> Short task
Collect each line of the records containing the string "Legjobb".

> Records for processing
-- START --
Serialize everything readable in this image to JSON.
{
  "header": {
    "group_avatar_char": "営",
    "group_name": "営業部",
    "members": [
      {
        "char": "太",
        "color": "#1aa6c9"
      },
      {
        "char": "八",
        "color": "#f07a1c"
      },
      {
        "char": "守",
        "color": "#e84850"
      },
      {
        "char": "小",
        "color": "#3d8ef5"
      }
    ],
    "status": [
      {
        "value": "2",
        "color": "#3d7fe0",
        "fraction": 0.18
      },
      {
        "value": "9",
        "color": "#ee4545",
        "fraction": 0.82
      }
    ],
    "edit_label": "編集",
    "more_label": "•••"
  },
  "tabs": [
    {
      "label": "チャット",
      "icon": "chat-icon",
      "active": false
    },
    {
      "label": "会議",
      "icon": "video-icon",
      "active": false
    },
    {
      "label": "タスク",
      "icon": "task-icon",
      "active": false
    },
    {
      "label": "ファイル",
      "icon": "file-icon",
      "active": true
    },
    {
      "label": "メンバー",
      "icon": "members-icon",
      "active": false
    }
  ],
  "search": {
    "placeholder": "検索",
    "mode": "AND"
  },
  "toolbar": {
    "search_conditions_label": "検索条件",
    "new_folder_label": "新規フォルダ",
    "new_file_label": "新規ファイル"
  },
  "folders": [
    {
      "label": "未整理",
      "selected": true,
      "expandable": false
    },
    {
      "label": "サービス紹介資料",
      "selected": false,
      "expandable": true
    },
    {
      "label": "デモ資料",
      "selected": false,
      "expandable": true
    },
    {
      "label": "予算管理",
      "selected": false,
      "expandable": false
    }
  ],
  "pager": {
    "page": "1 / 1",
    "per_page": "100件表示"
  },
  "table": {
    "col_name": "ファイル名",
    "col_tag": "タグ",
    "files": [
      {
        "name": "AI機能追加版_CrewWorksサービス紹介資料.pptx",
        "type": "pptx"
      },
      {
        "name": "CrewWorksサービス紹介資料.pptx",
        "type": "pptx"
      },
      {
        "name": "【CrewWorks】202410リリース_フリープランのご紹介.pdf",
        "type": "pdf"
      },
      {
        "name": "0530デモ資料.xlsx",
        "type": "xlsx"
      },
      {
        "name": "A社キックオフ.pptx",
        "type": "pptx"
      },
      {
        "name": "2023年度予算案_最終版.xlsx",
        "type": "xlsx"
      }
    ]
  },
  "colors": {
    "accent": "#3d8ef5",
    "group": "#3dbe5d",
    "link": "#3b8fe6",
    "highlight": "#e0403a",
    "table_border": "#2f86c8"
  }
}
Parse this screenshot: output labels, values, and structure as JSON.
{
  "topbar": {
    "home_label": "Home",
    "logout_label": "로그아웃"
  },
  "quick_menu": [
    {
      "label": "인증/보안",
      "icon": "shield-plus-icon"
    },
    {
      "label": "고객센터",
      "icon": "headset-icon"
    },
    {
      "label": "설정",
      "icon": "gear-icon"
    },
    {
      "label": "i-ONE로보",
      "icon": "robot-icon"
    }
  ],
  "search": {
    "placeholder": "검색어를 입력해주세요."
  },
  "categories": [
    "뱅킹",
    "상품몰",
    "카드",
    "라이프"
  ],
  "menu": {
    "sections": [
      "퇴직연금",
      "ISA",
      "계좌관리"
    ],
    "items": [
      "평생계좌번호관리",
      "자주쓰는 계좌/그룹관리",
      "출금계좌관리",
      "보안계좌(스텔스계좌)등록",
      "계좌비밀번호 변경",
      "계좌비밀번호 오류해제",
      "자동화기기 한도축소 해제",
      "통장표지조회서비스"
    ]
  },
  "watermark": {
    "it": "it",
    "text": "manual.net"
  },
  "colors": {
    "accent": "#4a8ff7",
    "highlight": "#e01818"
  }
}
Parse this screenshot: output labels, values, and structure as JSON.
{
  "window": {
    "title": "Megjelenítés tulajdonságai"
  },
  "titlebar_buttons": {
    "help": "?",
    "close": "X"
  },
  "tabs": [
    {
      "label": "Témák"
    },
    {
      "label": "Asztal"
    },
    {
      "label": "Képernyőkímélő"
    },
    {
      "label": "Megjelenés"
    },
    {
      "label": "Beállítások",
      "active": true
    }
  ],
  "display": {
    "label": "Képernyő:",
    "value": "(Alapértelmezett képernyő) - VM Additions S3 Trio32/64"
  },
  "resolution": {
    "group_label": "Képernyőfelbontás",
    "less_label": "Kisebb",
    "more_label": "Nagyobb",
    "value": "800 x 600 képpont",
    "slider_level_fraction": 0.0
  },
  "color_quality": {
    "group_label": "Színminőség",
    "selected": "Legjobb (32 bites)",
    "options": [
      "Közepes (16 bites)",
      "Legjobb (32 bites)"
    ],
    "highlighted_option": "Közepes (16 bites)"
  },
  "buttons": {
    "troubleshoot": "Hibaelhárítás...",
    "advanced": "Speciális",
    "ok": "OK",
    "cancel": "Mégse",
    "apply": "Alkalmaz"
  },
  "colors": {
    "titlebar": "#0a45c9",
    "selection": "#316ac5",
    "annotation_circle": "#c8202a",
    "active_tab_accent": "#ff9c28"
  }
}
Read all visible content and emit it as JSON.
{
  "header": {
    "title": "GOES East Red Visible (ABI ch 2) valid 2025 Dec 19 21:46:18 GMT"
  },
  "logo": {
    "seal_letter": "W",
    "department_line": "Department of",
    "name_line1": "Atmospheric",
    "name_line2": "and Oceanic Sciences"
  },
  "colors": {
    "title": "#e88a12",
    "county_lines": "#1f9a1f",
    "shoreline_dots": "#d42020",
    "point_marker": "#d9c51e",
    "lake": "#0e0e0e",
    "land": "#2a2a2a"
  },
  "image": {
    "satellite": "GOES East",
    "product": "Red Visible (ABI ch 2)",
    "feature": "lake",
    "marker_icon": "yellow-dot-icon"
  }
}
-- END --
> Result
    "selected": "Legjobb (32 bites)",
      "Legjobb (32 bites)"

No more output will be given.